Extracted records
--*--
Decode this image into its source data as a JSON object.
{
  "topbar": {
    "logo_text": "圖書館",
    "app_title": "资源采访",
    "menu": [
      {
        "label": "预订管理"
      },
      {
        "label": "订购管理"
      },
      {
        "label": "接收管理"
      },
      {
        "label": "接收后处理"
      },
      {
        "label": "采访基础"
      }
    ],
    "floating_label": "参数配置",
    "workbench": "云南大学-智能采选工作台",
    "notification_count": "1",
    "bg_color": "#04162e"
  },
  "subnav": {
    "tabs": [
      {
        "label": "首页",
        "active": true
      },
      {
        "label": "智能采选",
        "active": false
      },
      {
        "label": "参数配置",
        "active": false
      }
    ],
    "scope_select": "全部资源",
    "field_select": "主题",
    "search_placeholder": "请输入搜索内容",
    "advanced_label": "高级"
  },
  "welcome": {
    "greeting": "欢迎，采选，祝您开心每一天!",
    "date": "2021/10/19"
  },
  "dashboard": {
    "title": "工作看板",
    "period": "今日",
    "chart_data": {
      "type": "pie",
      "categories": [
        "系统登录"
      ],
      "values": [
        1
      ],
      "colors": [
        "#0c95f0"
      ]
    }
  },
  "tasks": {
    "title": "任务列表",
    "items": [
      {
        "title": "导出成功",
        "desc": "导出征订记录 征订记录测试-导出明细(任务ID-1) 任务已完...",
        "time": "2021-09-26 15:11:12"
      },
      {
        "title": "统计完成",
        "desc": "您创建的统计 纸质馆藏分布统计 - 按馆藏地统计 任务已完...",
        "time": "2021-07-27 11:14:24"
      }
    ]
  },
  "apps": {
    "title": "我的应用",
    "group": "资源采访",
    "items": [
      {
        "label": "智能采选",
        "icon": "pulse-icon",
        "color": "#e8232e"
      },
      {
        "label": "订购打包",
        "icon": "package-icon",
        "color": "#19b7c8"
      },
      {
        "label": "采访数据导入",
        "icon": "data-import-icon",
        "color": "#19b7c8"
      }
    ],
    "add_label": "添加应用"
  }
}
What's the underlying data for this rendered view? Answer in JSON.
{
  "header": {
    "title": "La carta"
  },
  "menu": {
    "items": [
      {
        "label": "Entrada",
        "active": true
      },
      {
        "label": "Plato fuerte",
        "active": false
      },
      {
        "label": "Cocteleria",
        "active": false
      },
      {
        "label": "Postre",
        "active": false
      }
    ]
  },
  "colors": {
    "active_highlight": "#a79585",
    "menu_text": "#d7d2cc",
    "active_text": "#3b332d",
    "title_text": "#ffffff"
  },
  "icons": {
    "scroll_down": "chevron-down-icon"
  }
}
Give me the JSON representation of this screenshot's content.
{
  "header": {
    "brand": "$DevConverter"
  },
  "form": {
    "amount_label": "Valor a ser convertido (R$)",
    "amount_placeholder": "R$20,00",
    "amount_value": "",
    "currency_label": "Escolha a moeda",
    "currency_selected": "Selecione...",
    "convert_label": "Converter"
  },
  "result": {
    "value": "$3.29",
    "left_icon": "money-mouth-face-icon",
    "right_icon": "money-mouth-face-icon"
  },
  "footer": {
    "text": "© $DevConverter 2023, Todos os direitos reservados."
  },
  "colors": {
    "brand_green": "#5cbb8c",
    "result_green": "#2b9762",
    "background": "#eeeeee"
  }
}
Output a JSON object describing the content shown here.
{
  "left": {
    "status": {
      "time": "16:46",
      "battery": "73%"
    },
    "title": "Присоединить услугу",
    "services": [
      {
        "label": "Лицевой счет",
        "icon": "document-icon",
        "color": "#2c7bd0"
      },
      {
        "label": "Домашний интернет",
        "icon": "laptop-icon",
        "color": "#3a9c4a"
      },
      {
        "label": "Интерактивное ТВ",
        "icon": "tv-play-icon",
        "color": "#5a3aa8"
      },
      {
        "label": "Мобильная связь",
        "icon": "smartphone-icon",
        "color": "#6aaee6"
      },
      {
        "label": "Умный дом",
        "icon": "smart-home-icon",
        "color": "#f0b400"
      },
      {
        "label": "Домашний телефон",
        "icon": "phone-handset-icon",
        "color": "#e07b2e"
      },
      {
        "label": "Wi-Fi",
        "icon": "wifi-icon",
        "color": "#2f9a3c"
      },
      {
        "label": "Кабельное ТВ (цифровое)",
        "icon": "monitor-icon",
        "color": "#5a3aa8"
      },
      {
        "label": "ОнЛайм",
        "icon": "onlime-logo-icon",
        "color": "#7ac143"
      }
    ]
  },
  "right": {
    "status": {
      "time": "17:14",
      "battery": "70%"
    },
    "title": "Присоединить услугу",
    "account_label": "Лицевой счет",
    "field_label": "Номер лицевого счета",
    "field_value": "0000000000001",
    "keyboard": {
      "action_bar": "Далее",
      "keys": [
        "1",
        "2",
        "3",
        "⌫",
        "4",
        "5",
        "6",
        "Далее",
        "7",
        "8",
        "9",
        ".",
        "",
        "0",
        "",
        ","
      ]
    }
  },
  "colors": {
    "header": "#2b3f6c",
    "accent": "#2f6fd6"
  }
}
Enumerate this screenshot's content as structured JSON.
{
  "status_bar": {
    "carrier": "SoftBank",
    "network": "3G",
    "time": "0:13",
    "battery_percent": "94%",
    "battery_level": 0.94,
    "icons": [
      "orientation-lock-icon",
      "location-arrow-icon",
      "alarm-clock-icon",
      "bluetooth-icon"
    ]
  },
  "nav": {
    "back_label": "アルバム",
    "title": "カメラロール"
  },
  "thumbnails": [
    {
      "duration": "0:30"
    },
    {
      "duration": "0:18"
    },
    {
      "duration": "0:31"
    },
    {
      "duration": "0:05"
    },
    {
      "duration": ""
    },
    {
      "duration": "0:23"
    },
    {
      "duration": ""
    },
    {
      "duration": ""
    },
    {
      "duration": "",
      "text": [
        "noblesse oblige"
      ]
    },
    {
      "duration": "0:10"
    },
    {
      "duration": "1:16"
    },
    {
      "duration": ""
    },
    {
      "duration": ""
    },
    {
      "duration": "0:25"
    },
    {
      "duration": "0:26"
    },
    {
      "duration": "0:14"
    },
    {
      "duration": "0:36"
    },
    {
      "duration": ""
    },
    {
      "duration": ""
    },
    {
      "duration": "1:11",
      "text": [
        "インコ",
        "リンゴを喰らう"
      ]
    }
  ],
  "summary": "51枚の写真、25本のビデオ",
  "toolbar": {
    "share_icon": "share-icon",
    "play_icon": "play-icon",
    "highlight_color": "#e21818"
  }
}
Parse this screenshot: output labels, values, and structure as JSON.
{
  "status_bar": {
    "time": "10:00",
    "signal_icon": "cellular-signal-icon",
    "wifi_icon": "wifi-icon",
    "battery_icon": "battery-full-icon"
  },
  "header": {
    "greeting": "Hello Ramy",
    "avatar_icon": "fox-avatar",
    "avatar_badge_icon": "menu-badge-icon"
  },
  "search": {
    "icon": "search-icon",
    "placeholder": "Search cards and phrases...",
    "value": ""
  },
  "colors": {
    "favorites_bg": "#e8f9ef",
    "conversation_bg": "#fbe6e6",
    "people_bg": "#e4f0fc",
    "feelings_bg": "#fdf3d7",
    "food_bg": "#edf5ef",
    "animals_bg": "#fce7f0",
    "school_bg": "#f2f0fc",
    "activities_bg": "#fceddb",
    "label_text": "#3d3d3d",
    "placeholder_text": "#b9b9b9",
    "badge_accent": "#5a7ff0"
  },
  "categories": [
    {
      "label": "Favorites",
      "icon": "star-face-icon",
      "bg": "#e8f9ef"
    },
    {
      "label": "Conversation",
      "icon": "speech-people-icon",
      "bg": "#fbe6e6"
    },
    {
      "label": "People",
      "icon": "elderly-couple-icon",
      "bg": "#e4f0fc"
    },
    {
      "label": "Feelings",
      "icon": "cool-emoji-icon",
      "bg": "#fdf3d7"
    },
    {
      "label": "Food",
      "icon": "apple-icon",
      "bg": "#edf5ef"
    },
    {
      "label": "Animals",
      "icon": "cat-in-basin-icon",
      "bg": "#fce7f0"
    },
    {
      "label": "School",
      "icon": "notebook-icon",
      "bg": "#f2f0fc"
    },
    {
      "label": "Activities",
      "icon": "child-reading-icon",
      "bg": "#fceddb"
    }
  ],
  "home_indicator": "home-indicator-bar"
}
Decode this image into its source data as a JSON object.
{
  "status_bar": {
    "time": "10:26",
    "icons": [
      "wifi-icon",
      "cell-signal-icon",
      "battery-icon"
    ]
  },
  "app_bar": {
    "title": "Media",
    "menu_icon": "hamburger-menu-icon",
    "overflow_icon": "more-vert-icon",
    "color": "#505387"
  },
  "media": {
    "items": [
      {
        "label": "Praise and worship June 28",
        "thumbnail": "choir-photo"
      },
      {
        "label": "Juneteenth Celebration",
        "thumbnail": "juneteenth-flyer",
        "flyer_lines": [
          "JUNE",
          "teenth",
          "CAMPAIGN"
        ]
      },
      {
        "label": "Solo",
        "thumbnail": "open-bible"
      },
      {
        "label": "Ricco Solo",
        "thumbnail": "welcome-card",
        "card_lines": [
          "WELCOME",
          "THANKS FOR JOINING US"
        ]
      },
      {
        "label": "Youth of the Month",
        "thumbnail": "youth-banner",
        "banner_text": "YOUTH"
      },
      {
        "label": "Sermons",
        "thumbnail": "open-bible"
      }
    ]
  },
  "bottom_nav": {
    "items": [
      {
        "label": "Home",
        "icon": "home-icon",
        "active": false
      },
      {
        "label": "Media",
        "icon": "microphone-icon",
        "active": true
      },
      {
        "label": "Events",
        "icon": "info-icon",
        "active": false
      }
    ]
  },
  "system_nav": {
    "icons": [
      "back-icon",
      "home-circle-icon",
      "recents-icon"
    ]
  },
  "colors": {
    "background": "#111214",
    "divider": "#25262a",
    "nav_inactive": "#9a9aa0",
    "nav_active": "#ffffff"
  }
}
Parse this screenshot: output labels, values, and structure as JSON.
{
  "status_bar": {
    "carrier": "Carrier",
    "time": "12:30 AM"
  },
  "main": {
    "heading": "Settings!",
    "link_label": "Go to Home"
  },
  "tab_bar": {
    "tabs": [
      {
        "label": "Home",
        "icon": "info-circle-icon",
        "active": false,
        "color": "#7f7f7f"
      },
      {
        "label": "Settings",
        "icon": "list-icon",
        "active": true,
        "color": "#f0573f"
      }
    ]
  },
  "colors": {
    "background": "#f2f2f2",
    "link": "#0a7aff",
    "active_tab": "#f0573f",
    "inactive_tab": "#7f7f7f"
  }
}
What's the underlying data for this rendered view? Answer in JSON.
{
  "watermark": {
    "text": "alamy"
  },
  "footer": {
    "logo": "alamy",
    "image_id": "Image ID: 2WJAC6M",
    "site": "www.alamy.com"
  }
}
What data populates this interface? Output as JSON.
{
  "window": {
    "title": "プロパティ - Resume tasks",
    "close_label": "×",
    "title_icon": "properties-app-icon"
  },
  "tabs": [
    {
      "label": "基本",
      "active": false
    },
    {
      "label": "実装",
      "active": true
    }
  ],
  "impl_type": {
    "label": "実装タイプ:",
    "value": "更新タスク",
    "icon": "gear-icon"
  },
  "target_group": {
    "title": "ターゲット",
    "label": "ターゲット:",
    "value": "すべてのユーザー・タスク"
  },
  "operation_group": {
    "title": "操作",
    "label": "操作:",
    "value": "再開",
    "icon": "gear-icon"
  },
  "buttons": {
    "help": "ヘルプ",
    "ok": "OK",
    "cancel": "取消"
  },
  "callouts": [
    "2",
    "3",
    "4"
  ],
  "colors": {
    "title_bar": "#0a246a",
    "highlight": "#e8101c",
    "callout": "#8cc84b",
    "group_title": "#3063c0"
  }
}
--*--
Your answer should be a single number: the count of lines in the material above that contain "circle".

_Task result_: 2